Repeat every entry in the listing below, exactly.

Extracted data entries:

────────────────────

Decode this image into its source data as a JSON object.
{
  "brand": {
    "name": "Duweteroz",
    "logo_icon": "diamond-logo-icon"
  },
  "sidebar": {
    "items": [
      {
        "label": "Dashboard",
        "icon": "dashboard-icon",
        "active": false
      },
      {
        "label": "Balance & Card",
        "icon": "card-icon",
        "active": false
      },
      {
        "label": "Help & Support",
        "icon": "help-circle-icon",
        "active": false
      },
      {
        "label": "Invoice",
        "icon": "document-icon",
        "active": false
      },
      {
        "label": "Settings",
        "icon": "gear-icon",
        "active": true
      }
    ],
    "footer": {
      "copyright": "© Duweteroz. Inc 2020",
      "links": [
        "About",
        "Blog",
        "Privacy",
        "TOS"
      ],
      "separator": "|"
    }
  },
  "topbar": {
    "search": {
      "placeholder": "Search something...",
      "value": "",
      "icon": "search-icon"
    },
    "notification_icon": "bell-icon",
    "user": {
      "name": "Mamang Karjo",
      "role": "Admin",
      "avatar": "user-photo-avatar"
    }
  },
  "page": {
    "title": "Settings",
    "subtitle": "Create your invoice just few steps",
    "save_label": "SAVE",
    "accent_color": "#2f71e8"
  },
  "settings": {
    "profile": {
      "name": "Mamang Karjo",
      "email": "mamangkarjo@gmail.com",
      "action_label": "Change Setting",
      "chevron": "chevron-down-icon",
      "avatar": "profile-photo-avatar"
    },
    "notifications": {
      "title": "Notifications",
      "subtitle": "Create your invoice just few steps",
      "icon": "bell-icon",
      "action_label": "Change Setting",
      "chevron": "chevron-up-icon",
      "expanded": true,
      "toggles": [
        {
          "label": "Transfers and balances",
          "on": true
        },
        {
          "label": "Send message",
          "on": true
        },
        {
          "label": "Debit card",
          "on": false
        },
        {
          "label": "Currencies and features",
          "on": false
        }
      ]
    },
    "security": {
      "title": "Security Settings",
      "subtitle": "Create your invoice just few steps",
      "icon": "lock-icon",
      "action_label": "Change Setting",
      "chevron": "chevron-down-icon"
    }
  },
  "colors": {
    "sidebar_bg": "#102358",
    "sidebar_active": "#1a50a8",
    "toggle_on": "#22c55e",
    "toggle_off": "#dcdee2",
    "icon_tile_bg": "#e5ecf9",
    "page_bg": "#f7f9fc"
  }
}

────────────────────

■ FULL ANSWER
Decode this image into its source data as a JSON object.
{
  "brand": {
    "name": "Duweteroz",
    "logo_icon": "diamond-logo-icon"
  },
  "sidebar": {
    "items": [
      {
        "label": "Dashboard",
        "icon": "dashboard-icon",
        "active": false
      },
      {
        "label": "Balance & Card",
        "icon": "card-icon",
        "active": false
      },
      {
        "label": "Help & Support",
        "icon": "help-circle-icon",
        "active": false
      },
      {
        "label": "Invoice",
        "icon": "document-icon",
        "active": false
      },
      {
        "label": "Settings",
        "icon": "gear-icon",
        "active": true
      }
    ],
    "footer": {
      "copyright": "© Duweteroz. Inc 2020",
      "links": [
        "About",
        "Blog",
        "Privacy",
        "TOS"
      ],
      "separator": "|"
    }
  },
  "topbar": {
    "search": {
      "placeholder": "Search something...",
      "value": "",
      "icon": "search-icon"
    },
    "notification_icon": "bell-icon",
    "user": {
      "name": "Mamang Karjo",
      "role": "Admin",
      "avatar": "user-photo-avatar"
    }
  },
  "page": {
    "title": "Settings",
    "subtitle": "Create your invoice just few steps",
    "save_label": "SAVE",
    "accent_color": "#2f71e8"
  },
  "settings": {
    "profile": {
      "name": "Mamang Karjo",
      "email": "mamangkarjo@gmail.com",
      "action_label": "Change Setting",
      "chevron": "chevron-down-icon",
      "avatar": "profile-photo-avatar"
    },
    "notifications": {
      "title": "Notifications",
      "subtitle": "Create your invoice just few steps",
      "icon": "bell-icon",
      "action_label": "Change Setting",
      "chevron": "chevron-up-icon",
      "expanded": true,
      "toggles": [
        {
          "label": "Transfers and balances",
          "on": true
        },
        {
          "label": "Send message",
          "on": true
        },
        {
          "label": "Debit card",
          "on": false
        },
        {
          "label": "Currencies and features",
          "on": false
        }
      ]
    },
    "security": {
      "title": "Security Settings",
      "subtitle": "Create your invoice just few steps",
      "icon": "lock-icon",
      "action_label": "Change Setting",
      "chevron": "chevron-down-icon"
    }
  },
  "colors": {
    "sidebar_bg": "#102358",
    "sidebar_active": "#1a50a8",
    "toggle_on": "#22c55e",
    "toggle_off": "#dcdee2",
    "icon_tile_bg": "#e5ecf9",
    "page_bg": "#f7f9fc"
  }
}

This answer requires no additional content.